SOAL TERTULIS A: Tuliskan ulang dengan persis bagian tulisan tentang pilkada 2024 di bawah ini, mulai dari "Oleh : Bung" terus sampai "Juli– 27-29 Agustus).".

Oleh : Bung eM (Pemred]
Part II
Psikologi-nya, kenapa sampai hari ini Bursa calon belum berani tampil dengan Parpol atau Pasangan-nya[?], jawabannya ; Mereka malu dan khawatir akan dipermalukan, itu saja, tak lebih dari itu….
———————————————-Next…
Hari ini, adalah minus 35 hari, dari jadwal pendaftaran para calon kepala daerah diseluruh kabupaten/kota se-Sumatera Barat, bahkan juga se Indonesia termasuk untuk Gubernur/ wakil gubernur—– tak aral melintang, jika planning Komisi Pemilihan Umum (KPU) untuk terima pendaftaran para calon kepala daerah (27-29 Agustus,2024 mendatang) adalah sesuai dengan schedule-nya, maka efektif waktu itu ada 30-35 hari lagi (20 Juli– 27-29 Agustus).
Kasif memang waktu, singkat terasa schedule ini, kecuali jika kita lagi menunggu “bonus” atau insentif lainnya—maka waktu akan terasa lama, atau akan terasa jenuh menunggu kebebasan orang tahanan ketika menjalankan putusan pengadilan di lembaga pemasyarakatan—- namun akan terasa singkat durasi waktu, jika ; kita menunggu tagihan dari bulan ke bulan atau bayaran mingguan untuk kredit mekar, koperasi, maupun bentuk setoran lainnya— sama juga halnya bagi bursa calon, maka waktu 35 hari tidak akan terasa lama.
Belum ada yang mengerucut, belum satupun yang fokus tentang “keberanian-nya” untuk mendaulat diri dan pasangannya menjadi salahsatu kontestan pilkada di semua tingkatan 2024 ini—-mereka hanya malu-malu dan masih diselimuti ragu bimbang.

SOAL TERTULIS B: Tolong pilih setiap baris entri di bawah yang memuat kata "version".

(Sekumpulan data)
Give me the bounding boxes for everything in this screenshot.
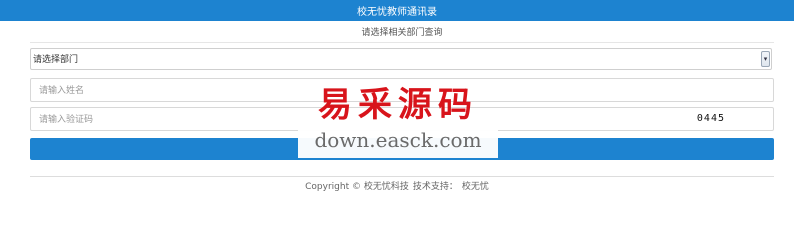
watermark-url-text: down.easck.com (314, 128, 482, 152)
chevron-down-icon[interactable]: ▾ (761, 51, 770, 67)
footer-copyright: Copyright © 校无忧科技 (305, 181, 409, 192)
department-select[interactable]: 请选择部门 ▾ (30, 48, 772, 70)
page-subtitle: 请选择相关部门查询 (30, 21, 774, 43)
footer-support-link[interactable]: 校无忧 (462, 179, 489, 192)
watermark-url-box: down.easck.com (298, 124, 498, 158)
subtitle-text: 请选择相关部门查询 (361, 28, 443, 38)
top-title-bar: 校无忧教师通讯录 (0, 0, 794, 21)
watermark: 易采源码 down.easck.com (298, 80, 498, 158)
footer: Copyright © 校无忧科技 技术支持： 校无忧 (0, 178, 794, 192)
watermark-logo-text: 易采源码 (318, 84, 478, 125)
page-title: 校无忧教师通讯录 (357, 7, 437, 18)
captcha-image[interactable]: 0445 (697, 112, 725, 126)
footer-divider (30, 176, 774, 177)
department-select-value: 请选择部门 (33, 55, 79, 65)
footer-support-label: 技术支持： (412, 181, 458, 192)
* * *
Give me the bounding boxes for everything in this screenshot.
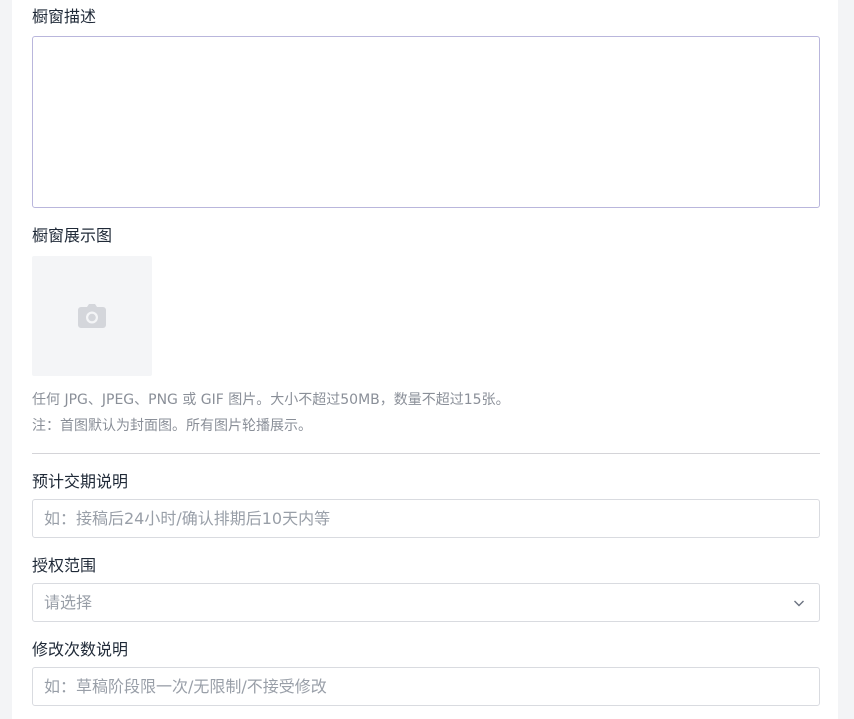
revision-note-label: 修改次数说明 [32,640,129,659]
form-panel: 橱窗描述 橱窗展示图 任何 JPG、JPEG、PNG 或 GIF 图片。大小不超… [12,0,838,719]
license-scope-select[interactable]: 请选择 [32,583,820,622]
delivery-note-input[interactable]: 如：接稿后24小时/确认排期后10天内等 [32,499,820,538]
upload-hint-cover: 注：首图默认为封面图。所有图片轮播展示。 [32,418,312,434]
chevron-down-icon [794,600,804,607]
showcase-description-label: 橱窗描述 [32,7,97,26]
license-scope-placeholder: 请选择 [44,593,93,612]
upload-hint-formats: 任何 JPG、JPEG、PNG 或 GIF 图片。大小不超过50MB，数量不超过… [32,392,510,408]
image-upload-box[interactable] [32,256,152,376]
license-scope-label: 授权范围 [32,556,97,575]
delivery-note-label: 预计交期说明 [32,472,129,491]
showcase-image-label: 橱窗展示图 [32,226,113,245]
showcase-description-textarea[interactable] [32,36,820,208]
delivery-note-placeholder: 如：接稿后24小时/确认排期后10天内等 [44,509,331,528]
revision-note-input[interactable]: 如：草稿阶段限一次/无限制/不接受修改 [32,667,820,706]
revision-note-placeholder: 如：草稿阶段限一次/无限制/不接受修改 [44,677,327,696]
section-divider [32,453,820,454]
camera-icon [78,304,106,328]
==
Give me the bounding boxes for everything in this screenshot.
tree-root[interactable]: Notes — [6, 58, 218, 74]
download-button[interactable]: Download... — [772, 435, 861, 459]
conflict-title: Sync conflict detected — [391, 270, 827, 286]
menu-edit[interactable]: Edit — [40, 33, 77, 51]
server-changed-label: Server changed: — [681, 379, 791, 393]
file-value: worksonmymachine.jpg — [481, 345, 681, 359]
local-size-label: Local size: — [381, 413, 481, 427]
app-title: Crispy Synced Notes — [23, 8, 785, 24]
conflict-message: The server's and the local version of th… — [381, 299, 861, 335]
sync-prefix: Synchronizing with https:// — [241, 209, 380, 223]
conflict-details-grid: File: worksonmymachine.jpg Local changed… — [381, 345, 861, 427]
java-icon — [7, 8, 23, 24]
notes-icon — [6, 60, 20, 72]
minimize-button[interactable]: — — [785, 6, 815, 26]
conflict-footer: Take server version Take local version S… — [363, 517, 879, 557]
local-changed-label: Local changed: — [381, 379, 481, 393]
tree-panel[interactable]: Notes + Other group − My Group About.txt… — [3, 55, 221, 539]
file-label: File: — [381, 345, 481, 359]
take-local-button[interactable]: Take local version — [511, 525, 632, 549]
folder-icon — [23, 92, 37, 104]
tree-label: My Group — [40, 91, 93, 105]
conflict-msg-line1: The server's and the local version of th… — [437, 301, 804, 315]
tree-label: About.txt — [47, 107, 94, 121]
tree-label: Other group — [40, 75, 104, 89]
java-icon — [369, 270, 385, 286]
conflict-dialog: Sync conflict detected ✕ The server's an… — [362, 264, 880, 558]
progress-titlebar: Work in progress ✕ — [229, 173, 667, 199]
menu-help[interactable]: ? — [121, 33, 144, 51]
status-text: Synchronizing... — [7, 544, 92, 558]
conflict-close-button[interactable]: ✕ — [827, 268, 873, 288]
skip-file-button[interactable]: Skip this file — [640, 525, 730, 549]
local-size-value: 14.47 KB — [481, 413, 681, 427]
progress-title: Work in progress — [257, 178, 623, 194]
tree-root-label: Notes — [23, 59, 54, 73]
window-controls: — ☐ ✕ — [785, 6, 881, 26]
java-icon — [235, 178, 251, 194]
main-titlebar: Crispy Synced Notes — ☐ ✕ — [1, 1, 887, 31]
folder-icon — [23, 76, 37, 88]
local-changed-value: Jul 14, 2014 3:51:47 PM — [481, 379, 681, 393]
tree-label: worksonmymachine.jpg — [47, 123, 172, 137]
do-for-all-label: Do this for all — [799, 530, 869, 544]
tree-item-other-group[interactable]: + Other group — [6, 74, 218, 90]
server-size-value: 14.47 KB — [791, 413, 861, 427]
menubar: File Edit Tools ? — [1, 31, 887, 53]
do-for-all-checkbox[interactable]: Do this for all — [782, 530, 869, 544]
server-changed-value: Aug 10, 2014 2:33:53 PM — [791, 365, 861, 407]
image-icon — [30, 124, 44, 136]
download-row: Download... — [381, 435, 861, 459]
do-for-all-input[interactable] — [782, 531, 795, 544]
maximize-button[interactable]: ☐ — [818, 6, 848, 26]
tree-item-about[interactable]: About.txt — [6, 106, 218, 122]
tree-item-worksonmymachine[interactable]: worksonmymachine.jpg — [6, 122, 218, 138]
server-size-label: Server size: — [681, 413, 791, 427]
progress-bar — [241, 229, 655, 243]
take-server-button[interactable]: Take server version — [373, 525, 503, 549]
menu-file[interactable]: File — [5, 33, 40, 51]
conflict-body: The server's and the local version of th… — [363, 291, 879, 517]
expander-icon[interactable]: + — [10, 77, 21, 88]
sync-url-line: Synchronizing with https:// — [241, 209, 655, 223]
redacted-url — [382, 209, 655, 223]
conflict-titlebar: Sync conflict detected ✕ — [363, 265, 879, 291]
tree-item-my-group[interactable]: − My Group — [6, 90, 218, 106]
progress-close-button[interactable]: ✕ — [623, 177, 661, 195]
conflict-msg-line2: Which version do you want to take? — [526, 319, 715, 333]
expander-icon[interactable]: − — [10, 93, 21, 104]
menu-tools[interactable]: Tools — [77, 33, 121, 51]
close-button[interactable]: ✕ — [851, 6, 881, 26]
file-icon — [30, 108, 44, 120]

KELUARAN BENAR A:
Oleh : Bung eM (Pemred]
Part II
Psikologi-nya, kenapa sampai hari ini Bursa calon belum berani tampil dengan Parpol atau Pasangan-nya[?], jawabannya ; Mereka malu dan khawatir akan dipermalukan, itu saja, tak lebih dari itu….
———————————————-Next…
Hari ini, adalah minus 35 hari, dari jadwal pendaftaran para calon kepala daerah diseluruh kabupaten/kota se-Sumatera Barat, bahkan juga se Indonesia termasuk untuk Gubernur/ wakil gubernur—– tak aral melintang, jika planning Komisi Pemilihan Umum (KPU) untuk terima pendaftaran para calon kepala daerah (27-29 Agustus,2024 mendatang) adalah sesuai dengan schedule-nya, maka efektif waktu itu ada 30-35 hari lagi (20 Juli– 27-29 Agustus).

KELUARAN BENAR B:
conflict-message: The server's and the local version of th… — [381, 299, 861, 335]
conflict-footer: Take server version Take local version S… — [363, 517, 879, 557]
take-local-button[interactable]: Take local version — [511, 525, 632, 549]
conflict-msg-line1: The server's and the local version of th… — [437, 301, 804, 315]
take-server-button[interactable]: Take server version — [373, 525, 503, 549]
conflict-body: The server's and the local version of th… — [363, 291, 879, 517]
conflict-msg-line2: Which version do you want to take? — [526, 319, 715, 333]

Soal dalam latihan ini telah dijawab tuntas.